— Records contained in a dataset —
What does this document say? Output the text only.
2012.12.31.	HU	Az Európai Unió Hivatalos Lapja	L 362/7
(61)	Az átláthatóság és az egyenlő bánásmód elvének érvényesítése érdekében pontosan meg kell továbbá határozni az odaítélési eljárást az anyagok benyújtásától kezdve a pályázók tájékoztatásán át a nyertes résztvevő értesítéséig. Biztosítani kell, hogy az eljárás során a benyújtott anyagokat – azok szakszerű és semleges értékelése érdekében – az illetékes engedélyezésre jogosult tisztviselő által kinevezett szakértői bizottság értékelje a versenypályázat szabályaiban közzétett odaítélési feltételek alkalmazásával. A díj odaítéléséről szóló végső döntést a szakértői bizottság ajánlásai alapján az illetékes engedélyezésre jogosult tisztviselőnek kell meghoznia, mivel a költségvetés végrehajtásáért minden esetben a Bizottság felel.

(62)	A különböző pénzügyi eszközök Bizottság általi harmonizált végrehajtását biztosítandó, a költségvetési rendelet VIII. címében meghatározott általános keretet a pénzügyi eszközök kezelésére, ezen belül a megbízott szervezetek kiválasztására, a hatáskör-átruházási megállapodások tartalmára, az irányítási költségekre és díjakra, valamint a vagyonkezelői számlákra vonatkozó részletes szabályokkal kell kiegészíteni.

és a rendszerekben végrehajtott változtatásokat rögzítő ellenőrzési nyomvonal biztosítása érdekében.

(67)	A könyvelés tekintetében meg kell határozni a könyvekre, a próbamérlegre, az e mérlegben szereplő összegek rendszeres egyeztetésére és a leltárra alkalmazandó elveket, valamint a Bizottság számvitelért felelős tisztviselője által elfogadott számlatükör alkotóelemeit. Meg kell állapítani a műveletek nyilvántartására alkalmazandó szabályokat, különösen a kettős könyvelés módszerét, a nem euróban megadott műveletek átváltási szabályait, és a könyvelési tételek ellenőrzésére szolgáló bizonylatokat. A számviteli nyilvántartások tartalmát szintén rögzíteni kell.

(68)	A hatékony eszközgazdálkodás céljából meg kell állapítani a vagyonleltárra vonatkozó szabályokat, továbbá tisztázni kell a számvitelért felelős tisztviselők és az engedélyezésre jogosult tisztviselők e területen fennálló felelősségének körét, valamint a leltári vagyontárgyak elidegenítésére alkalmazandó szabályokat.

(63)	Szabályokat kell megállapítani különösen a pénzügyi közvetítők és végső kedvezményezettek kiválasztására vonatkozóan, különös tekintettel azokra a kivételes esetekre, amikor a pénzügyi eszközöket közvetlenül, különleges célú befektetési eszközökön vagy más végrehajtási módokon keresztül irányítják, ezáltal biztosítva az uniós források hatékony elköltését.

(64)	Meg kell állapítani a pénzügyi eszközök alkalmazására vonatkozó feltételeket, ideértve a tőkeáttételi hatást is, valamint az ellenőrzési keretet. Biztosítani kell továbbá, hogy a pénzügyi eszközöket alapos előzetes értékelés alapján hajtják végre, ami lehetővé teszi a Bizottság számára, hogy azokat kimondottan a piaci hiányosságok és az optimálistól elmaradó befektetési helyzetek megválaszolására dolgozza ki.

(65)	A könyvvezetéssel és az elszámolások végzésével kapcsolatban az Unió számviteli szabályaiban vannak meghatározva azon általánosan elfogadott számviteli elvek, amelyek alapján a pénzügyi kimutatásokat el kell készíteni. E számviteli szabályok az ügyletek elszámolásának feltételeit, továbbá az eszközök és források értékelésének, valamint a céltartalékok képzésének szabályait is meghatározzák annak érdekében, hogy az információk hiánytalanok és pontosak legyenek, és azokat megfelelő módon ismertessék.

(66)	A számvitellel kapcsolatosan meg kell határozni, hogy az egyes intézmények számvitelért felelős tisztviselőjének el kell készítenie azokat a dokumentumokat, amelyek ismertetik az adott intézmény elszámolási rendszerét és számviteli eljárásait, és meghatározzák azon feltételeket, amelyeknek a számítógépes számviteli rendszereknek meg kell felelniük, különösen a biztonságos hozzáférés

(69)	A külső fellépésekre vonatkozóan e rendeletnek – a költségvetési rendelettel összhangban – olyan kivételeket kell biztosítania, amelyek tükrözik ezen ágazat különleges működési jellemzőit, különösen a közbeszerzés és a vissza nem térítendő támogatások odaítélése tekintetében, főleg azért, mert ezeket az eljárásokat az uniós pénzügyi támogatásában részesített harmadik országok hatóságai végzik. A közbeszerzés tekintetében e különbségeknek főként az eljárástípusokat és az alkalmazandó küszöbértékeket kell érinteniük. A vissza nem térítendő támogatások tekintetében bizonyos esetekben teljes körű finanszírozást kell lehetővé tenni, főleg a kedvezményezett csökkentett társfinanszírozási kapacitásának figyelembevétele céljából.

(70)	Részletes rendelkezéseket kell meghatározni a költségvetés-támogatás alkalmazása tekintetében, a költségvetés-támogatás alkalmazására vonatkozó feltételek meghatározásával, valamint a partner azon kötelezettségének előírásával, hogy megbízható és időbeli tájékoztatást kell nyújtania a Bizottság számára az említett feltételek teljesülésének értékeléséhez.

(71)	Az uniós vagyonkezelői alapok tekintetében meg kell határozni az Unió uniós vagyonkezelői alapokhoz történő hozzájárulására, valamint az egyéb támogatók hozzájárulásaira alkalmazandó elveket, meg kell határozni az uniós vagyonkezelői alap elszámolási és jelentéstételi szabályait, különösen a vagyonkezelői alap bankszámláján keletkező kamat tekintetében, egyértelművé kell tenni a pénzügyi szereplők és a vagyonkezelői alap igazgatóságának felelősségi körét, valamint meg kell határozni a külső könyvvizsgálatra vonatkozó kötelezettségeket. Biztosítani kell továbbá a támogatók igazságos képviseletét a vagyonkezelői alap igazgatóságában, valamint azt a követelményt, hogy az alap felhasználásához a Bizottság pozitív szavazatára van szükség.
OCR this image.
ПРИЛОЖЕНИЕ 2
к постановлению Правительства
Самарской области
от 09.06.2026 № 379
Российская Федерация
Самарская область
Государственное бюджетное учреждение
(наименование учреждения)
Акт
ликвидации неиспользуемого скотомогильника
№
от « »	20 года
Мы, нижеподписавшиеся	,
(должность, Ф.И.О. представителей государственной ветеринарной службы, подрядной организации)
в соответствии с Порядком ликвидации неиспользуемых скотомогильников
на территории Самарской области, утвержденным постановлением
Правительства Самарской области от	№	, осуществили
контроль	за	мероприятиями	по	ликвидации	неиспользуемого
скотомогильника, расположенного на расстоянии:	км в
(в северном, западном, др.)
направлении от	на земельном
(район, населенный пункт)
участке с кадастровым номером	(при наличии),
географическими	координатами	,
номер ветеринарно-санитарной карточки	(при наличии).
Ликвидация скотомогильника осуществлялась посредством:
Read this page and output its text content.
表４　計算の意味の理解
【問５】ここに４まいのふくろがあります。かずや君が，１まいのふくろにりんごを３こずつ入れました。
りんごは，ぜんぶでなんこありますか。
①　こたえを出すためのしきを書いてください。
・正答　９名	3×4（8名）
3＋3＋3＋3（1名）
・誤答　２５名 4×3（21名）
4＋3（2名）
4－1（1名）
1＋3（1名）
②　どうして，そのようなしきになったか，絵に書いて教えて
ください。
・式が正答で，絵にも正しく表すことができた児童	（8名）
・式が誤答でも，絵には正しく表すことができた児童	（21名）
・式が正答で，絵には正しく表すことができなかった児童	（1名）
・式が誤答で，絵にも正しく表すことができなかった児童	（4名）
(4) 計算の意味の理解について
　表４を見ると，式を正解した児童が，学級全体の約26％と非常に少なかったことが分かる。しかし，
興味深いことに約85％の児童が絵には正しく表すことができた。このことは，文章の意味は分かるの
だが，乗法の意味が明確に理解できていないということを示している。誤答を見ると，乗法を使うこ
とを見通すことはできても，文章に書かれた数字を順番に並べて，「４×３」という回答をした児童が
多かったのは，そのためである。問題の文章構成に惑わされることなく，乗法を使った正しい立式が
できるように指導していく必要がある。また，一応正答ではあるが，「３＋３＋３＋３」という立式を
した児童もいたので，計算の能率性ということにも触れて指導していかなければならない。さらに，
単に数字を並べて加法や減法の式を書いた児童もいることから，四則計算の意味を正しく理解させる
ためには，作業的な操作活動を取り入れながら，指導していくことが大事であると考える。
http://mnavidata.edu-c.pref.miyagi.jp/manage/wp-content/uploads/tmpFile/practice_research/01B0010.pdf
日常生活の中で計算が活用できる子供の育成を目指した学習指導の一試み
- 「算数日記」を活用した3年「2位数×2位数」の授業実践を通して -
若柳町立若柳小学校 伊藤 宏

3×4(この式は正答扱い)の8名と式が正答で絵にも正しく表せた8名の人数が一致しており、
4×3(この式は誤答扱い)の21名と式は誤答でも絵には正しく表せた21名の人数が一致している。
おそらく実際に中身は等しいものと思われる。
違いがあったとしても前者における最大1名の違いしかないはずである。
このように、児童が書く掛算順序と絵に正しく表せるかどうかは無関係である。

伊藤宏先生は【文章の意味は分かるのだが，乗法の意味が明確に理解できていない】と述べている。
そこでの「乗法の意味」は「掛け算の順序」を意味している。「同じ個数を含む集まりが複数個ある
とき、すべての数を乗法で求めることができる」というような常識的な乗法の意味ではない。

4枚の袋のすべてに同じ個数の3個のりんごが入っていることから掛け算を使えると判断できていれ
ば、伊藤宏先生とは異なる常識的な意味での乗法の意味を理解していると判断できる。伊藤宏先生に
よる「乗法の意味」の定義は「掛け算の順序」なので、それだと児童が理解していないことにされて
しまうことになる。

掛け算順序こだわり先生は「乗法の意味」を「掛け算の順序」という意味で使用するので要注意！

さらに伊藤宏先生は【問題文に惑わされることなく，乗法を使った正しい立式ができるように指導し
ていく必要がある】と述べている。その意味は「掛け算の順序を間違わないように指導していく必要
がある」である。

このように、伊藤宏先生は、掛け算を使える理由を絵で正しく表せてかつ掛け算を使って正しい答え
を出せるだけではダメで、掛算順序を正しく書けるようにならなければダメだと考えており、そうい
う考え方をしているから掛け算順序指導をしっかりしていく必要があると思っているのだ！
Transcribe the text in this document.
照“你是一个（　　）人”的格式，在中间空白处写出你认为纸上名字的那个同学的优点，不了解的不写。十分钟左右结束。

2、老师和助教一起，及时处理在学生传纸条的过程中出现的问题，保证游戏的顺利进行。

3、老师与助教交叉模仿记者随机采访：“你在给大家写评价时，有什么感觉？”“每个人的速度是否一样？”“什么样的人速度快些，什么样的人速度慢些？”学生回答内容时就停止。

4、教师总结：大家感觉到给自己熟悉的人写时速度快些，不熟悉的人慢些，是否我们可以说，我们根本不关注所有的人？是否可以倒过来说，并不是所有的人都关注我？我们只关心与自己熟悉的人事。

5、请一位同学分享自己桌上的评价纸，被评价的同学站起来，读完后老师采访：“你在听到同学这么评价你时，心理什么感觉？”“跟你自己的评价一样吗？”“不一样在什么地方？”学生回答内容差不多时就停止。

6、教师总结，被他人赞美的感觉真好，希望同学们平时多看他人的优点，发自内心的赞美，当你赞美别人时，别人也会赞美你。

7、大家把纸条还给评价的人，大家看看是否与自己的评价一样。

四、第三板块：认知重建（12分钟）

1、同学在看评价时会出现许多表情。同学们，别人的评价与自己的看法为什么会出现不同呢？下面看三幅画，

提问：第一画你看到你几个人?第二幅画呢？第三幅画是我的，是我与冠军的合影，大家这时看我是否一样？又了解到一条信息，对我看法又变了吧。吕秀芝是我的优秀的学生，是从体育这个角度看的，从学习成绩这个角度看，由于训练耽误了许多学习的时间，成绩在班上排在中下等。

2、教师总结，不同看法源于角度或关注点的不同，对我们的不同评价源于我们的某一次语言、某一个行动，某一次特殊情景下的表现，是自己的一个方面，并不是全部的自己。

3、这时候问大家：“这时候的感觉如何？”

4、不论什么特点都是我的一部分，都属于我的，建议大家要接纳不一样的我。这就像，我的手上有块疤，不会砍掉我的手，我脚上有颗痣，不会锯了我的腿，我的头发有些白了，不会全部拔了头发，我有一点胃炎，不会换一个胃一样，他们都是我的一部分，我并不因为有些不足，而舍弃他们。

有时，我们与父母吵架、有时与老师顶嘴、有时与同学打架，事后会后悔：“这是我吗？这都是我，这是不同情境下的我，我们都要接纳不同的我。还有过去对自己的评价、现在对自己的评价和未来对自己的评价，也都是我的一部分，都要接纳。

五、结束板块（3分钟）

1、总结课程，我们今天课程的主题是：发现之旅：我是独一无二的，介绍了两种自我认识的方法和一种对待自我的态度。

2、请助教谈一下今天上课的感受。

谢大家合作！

— WORK INSTRUCTIONS —
From the listing, tally every line with the word "content" in it and give only the tally.

— SOLUTION TO THE PROBLEM —
2